__CHALLENGE__
In the toy review below, could you copy word for word the passage that opens with the words containing "It’s got a 5-millimeter" and closes with "and looks cool."?

Start DOCUMENT EXTRACT

The smaller flames are a little more versatile, with 5-millimeter pegs on the bottom, and 5-millimeter ports on the backs of them. Sadly, they don’t have the kind of smaller hole-within-the-peg that a lot of modern Transformers blast effects have, so there’s a lot of guns that these flames can’t interact with. But any weapon with a 5-millimeter barrel on the end can instantly become a flamethrower.

Shadow Striker doesn’t need Flamewar to start one.
Now, onto the rest of his stuff. Apparently, it’s all based on things that later versions of The Fallen used, not that I’m super-familiar with his later, less-good appearances.

Time to bring out the big gun.
Firstly, he’s got a big, blockly arm cannon, colored purple, silver, and yellow, called the “Requiem Blaster,” which sticks onto his arm perfectly on a 5-millimeter peg. There’s another pair of pegs on either side of it, too, if you want to make some ridiculous weapon combinations. It’s also got a little red logo on the top of it, which, according to the packaging, the The Fallen’s personal insignia.

A faction unto himself.
It’s got a 5-millimeter port on the end that can host blast effects, but has another, cooler, undocumented feature due to his transformation: You can open the cannon up, and transform it into an even bigger, extended version of itself, in a one-step transformation that both feels and looks cool.

End DOCUMENT EXTRACT
Start DATASET EXCERPTS

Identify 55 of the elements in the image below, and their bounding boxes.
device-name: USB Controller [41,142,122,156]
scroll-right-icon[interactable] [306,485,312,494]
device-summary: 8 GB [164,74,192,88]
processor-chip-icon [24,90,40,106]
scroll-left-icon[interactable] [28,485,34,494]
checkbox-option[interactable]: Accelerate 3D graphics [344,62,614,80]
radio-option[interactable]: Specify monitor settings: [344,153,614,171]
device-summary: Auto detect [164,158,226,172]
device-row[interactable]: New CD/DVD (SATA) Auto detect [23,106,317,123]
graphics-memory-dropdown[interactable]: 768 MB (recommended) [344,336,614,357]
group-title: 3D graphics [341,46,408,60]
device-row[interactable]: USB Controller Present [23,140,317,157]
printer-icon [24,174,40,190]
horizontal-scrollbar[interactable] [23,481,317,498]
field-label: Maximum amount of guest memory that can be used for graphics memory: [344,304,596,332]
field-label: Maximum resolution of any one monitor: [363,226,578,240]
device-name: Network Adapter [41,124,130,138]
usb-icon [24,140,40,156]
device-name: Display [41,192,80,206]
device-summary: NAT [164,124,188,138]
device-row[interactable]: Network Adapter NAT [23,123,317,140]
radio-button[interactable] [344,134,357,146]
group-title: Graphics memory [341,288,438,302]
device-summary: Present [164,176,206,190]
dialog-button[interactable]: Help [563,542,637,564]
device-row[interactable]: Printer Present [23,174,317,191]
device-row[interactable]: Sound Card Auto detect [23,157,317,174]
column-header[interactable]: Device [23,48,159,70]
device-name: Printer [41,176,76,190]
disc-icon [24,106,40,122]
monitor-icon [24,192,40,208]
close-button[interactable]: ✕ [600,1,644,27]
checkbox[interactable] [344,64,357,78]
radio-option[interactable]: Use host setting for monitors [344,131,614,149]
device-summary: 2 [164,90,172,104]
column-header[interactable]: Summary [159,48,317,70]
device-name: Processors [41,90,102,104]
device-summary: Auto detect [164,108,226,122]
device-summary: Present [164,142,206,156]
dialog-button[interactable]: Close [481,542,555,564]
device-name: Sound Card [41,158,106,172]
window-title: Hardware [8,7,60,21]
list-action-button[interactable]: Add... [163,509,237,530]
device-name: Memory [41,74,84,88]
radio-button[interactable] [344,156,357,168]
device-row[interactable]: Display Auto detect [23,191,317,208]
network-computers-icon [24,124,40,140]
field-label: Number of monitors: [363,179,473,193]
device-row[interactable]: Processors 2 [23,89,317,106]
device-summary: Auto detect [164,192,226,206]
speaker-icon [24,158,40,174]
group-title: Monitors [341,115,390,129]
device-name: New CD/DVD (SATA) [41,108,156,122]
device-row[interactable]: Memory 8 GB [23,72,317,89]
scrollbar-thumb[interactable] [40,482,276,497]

End DATASET EXCERPTS

__TASK SOLUTION__
It’s got a 5-millimeter port on the end that can host blast effects, but has another, cooler, undocumented feature due to his transformation: You can open the cannon up, and transform it into an even bigger, extended version of itself, in a one-step transformation that both feels and looks cool.